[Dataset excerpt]
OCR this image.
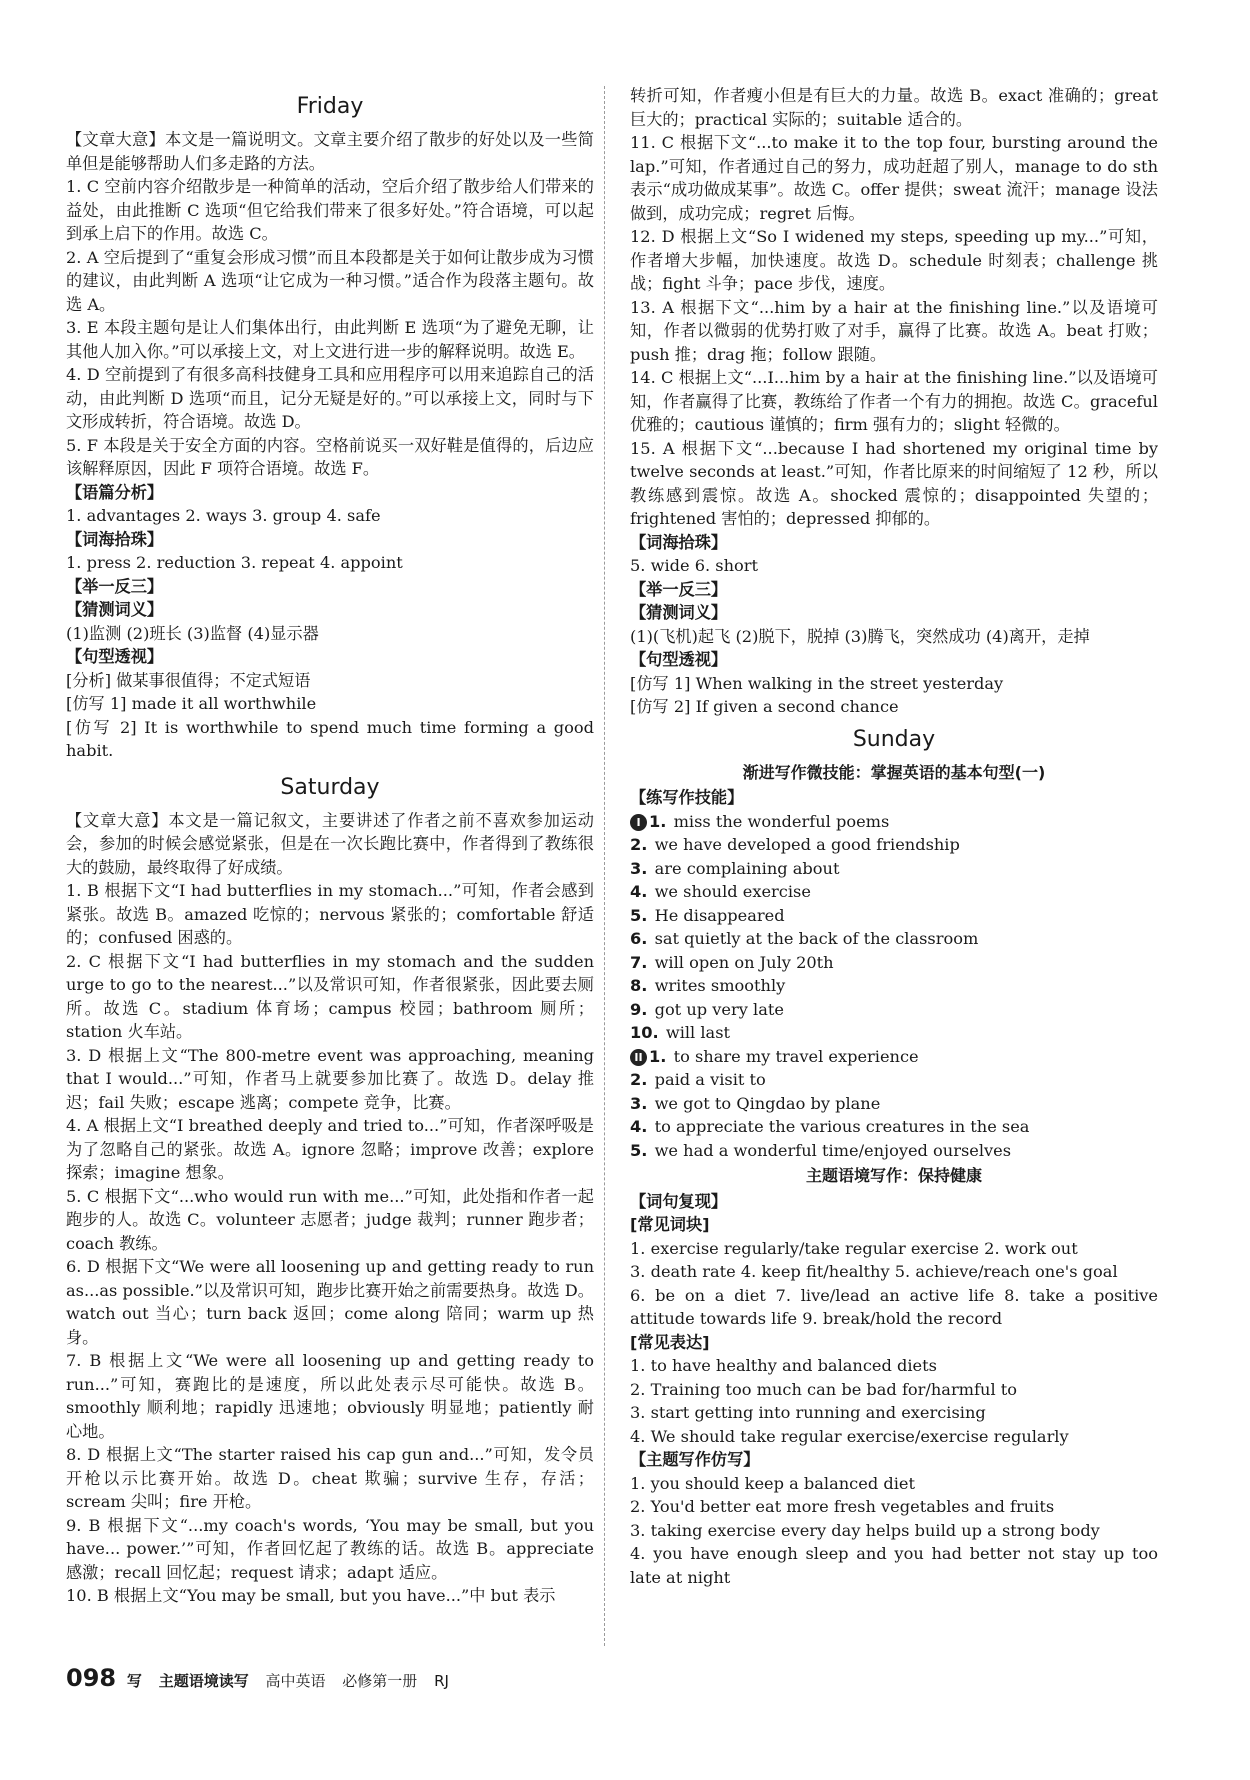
Friday

【文章大意】本文是一篇说明文。文章主要介绍了散步的好处以及一些简单但是能够帮助人们多走路的方法。

1. C 空前内容介绍散步是一种简单的活动，空后介绍了散步给人们带来的益处，由此推断 C 选项“但它给我们带来了很多好处。”符合语境，可以起到承上启下的作用。故选 C。

2. A 空后提到了“重复会形成习惯”而且本段都是关于如何让散步成为习惯的建议，由此判断 A 选项“让它成为一种习惯。”适合作为段落主题句。故选 A。

3. E 本段主题句是让人们集体出行，由此判断 E 选项“为了避免无聊，让其他人加入你。”可以承接上文，对上文进行进一步的解释说明。故选 E。

4. D 空前提到了有很多高科技健身工具和应用程序可以用来追踪自己的活动，由此判断 D 选项“而且，记分无疑是好的。”可以承接上文，同时与下文形成转折，符合语境。故选 D。

5. F 本段是关于安全方面的内容。空格前说买一双好鞋是值得的，后边应该解释原因，因此 F 项符合语境。故选 F。

【语篇分析】

1. advantages 2. ways 3. group 4. safe

【词海拾珠】

1. press 2. reduction 3. repeat 4. appoint

【举一反三】

【猜测词义】

(1)监测 (2)班长 (3)监督 (4)显示器

【句型透视】

[分析] 做某事很值得；不定式短语

[仿写 1] made it all worthwhile

[仿写 2] It is worthwhile to spend much time forming a good habit.

Saturday

【文章大意】本文是一篇记叙文，主要讲述了作者之前不喜欢参加运动会，参加的时候会感觉紧张，但是在一次长跑比赛中，作者得到了教练很大的鼓励，最终取得了好成绩。

1. B 根据下文“I had butterflies in my stomach...”可知，作者会感到紧张。故选 B。amazed 吃惊的；nervous 紧张的；comfortable 舒适的；confused 困惑的。

2. C 根据下文“I had butterflies in my stomach and the sudden urge to go to the nearest...”以及常识可知，作者很紧张，因此要去厕所。故选 C。stadium 体育场；campus 校园；bathroom 厕所；station 火车站。

3. D 根据上文“The 800-metre event was approaching, meaning that I would...”可知，作者马上就要参加比赛了。故选 D。delay 推迟；fail 失败；escape 逃离；compete 竞争，比赛。

4. A 根据上文“I breathed deeply and tried to...”可知，作者深呼吸是为了忽略自己的紧张。故选 A。ignore 忽略；improve 改善；explore 探索；imagine 想象。

5. C 根据下文“...who would run with me...”可知，此处指和作者一起跑步的人。故选 C。volunteer 志愿者；judge 裁判；runner 跑步者；coach 教练。

6. D 根据下文“We were all loosening up and getting ready to run as...as possible.”以及常识可知，跑步比赛开始之前需要热身。故选 D。watch out 当心；turn back 返回；come along 陪同；warm up 热身。

7. B 根据上文“We were all loosening up and getting ready to run...”可知，赛跑比的是速度，所以此处表示尽可能快。故选 B。smoothly 顺利地；rapidly 迅速地；obviously 明显地；patiently 耐心地。

8. D 根据上文“The starter raised his cap gun and...”可知，发令员开枪以示比赛开始。故选 D。cheat 欺骗；survive 生存，存活；scream 尖叫；fire 开枪。

9. B 根据下文“...my coach's words, ‘You may be small, but you have... power.’”可知，作者回忆起了教练的话。故选 B。appreciate 感激；recall 回忆起；request 请求；adapt 适应。

10. B 根据上文“You may be small, but you have...”中 but 表示

转折可知，作者瘦小但是有巨大的力量。故选 B。exact 准确的；great 巨大的；practical 实际的；suitable 适合的。

11. C 根据下文“...to make it to the top four, bursting around the lap.”可知，作者通过自己的努力，成功赶超了别人，manage to do sth 表示“成功做成某事”。故选 C。offer 提供；sweat 流汗；manage 设法做到，成功完成；regret 后悔。

12. D 根据上文“So I widened my steps, speeding up my...”可知，作者增大步幅，加快速度。故选 D。schedule 时刻表；challenge 挑战；fight 斗争；pace 步伐，速度。

13. A 根据下文“...him by a hair at the finishing line.”以及语境可知，作者以微弱的优势打败了对手，赢得了比赛。故选 A。beat 打败；push 推；drag 拖；follow 跟随。

14. C 根据上文“...I...him by a hair at the finishing line.”以及语境可知，作者赢得了比赛，教练给了作者一个有力的拥抱。故选 C。graceful 优雅的；cautious 谨慎的；firm 强有力的；slight 轻微的。

15. A 根据下文“...because I had shortened my original time by twelve seconds at least.”可知，作者比原来的时间缩短了 12 秒，所以教练感到震惊。故选 A。shocked 震惊的；disappointed 失望的；frightened 害怕的；depressed 抑郁的。

【词海拾珠】

5. wide 6. short

【举一反三】

【猜测词义】

(1)(飞机)起飞 (2)脱下，脱掉 (3)腾飞，突然成功 (4)离开，走掉

【句型透视】

[仿写 1] When walking in the street yesterday

[仿写 2] If given a second chance

Sunday
渐进写作微技能：掌握英语的基本句型(一)

【练写作技能】

I 1. miss the wonderful poems

2. we have developed a good friendship

3. are complaining about

4. we should exercise

5. He disappeared

6. sat quietly at the back of the classroom

7. will open on July 20th

8. writes smoothly

9. got up very late

10. will last

II 1. to share my travel experience

2. paid a visit to

3. we got to Qingdao by plane

4. to appreciate the various creatures in the sea

5. we had a wonderful time/enjoyed ourselves

主题语境写作：保持健康

【词句复现】

[常见词块]

1. exercise regularly/take regular exercise 2. work out

3. death rate 4. keep fit/healthy 5. achieve/reach one's goal

6. be on a diet 7. live/lead an active life 8. take a positive attitude towards life 9. break/hold the record

[常见表达]

1. to have healthy and balanced diets

2. Training too much can be bad for/harmful to

3. start getting into running and exercising

4. We should take regular exercise/exercise regularly

【主题写作仿写】

1. you should keep a balanced diet

2. You'd better eat more fresh vegetables and fruits

3. taking exercise every day helps build up a strong body

4. you have enough sleep and you had better not stay up too late at night

098 写 主题语境读写 高中英语 必修第一册 RJ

Given request - Find the string "coach" in the listing and return every line that holds it.

Solution -
5. C 根据下文“...who would run with me...”可知，此处指和作者一起跑步的人。故选 C。volunteer 志愿者；judge 裁判；runner 跑步者；coach 教练。
9. B 根据下文“...my coach's words, ‘You may be small, but you have... power.’”可知，作者回忆起了教练的话。故选 B。appreciate 感激；recall 回忆起；request 请求；adapt 适应。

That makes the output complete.